• WHAT NEEDS TO BE DONE:
Gather up all lines that carry the word "xx万元".
________________
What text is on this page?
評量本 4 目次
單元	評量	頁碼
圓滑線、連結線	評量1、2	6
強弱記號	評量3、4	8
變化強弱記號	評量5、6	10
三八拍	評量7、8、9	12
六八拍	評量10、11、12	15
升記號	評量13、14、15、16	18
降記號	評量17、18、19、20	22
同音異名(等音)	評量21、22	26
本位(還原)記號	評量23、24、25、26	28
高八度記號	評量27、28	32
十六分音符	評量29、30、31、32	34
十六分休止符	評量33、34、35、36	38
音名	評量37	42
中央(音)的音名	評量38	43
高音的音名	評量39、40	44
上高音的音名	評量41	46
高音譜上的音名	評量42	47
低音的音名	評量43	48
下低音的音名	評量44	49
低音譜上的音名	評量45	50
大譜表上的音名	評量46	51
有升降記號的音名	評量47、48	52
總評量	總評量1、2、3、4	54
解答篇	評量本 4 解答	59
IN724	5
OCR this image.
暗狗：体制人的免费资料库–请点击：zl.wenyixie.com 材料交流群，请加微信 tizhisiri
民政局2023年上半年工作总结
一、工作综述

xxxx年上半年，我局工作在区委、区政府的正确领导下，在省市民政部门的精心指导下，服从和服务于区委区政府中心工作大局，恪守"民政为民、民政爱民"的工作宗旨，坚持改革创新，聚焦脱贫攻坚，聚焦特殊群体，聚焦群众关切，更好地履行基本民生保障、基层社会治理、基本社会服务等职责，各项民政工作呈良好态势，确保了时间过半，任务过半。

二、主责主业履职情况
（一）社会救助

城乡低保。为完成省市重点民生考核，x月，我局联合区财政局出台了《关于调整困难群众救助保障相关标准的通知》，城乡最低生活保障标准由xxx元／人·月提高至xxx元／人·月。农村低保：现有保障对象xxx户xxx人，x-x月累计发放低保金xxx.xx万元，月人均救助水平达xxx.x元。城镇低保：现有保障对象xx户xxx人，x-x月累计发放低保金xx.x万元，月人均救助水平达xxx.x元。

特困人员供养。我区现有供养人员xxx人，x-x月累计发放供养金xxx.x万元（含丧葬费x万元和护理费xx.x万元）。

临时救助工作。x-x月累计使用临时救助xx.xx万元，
________________
• THE RESULT:
城乡低保。为完成省市重点民生考核，x月，我局联合区财政局出台了《关于调整困难群众救助保障相关标准的通知》，城乡最低生活保障标准由xxx元／人·月提高至xxx元／人·月。农村低保：现有保障对象xxx户xxx人，x-x月累计发放低保金xxx.xx万元，月人均救助水平达xxx.x元。城镇低保：现有保障对象xx户xxx人，x-x月累计发放低保金xx.x万元，月人均救助水平达xxx.x元。
临时救助工作。x-x月累计使用临时救助xx.xx万元，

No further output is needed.